[Extracted records]
──────────────────────────────
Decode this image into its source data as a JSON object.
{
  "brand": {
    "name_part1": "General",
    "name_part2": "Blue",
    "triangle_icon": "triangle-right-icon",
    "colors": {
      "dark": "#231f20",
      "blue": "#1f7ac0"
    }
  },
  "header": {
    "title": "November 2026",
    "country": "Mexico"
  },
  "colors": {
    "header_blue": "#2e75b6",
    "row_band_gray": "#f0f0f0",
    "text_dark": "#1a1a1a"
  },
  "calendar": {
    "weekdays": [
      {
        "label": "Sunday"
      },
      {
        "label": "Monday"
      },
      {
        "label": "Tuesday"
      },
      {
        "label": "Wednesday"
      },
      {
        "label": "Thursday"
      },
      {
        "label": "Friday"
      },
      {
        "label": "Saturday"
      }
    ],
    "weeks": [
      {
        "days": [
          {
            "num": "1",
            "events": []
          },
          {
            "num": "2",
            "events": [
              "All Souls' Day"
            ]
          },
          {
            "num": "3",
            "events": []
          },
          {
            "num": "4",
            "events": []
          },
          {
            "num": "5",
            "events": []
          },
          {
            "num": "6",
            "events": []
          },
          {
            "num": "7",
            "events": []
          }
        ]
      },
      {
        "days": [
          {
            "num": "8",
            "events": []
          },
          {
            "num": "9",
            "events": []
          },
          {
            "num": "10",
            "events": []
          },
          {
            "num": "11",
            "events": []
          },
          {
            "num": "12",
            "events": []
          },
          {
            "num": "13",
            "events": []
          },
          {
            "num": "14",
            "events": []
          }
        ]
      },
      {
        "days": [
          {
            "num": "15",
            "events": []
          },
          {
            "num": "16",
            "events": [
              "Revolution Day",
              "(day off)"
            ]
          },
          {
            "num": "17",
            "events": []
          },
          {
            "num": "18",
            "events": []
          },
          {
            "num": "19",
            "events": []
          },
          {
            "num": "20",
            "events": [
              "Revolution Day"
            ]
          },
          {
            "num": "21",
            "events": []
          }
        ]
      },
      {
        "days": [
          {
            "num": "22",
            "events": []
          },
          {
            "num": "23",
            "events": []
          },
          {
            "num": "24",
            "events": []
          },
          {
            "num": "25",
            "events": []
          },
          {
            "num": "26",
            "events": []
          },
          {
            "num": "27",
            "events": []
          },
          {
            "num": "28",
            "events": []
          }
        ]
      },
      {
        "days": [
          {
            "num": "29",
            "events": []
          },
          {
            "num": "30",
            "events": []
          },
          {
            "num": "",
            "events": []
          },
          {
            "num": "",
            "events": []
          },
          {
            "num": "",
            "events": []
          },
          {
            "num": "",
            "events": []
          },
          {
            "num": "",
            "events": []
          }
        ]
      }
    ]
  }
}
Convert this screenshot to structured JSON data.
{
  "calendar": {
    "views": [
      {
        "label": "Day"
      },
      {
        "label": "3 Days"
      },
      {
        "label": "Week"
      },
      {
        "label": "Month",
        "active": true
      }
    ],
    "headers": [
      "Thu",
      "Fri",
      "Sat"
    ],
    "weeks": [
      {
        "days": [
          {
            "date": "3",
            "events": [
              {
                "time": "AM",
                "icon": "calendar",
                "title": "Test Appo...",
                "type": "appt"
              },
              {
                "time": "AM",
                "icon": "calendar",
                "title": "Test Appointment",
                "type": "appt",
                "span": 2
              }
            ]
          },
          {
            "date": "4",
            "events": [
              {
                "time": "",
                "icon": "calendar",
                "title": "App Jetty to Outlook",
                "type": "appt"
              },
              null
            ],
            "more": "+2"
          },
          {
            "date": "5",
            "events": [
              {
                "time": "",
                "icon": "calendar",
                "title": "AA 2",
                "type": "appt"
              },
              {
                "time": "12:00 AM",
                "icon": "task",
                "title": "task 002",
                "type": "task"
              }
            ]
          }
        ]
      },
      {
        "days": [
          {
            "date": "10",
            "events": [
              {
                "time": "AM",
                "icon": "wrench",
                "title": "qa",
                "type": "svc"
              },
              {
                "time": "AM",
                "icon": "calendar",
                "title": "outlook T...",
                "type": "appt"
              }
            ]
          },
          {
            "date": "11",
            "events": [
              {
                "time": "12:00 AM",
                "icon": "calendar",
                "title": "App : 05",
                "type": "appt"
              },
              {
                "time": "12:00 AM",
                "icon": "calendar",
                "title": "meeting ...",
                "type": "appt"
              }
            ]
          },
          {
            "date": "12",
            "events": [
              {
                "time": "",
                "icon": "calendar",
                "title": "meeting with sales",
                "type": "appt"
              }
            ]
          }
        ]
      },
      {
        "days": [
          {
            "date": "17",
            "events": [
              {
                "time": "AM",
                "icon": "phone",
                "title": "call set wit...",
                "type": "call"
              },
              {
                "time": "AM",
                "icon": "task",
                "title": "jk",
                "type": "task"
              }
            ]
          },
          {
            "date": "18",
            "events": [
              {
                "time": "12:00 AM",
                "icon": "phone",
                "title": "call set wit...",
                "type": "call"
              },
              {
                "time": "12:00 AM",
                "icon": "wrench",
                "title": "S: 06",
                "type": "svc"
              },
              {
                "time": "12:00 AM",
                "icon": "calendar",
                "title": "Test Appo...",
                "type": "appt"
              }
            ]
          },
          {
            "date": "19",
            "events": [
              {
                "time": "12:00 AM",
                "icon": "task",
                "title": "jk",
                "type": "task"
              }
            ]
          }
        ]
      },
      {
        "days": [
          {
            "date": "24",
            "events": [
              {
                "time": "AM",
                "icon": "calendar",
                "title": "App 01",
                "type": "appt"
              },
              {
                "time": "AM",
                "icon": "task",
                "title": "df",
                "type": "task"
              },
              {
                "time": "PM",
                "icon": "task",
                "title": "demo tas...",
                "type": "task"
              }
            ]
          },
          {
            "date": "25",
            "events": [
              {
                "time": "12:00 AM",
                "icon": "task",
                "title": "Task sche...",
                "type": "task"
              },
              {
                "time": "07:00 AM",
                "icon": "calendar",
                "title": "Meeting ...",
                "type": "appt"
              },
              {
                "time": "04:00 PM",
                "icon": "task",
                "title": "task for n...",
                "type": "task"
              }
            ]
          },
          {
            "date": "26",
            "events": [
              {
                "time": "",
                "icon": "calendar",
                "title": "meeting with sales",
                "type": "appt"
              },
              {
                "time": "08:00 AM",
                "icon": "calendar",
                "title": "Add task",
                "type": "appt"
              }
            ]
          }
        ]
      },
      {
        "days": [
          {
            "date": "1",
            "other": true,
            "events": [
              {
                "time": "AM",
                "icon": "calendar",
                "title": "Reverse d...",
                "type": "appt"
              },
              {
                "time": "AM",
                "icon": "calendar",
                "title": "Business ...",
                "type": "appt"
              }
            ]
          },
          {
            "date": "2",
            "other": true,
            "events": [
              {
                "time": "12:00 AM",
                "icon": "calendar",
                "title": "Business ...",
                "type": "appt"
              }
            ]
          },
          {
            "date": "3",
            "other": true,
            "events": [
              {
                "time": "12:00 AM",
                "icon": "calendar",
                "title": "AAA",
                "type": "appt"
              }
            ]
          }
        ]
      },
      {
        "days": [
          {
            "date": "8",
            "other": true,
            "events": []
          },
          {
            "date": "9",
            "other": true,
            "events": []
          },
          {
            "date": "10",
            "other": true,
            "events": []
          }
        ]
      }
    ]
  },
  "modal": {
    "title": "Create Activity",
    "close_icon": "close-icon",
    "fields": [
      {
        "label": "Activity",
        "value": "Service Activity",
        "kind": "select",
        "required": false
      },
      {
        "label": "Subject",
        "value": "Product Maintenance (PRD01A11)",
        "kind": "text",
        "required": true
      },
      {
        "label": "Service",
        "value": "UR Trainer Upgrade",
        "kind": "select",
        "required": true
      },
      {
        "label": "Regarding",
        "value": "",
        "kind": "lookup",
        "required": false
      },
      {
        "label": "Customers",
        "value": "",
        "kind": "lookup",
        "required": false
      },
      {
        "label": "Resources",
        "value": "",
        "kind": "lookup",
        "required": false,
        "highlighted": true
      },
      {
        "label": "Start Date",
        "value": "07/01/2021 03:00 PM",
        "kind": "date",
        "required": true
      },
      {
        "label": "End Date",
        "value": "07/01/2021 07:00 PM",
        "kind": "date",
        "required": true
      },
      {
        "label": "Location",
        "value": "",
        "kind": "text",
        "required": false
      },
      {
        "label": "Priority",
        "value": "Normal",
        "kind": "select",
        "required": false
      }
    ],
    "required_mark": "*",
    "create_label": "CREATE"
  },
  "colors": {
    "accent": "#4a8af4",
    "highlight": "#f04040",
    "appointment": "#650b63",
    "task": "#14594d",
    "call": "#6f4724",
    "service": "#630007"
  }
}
──────────────────────────────
#### [Task directions]
For this exercise, gather every line of the data that contains the word "value".

#### [Response below]
        "value": "Service Activity",
        "value": "Product Maintenance (PRD01A11)",
        "value": "UR Trainer Upgrade",
        "value": "",
        "value": "",
        "value": "",
        "value": "07/01/2021 03:00 PM",
        "value": "07/01/2021 07:00 PM",
        "value": "",
        "value": "Normal",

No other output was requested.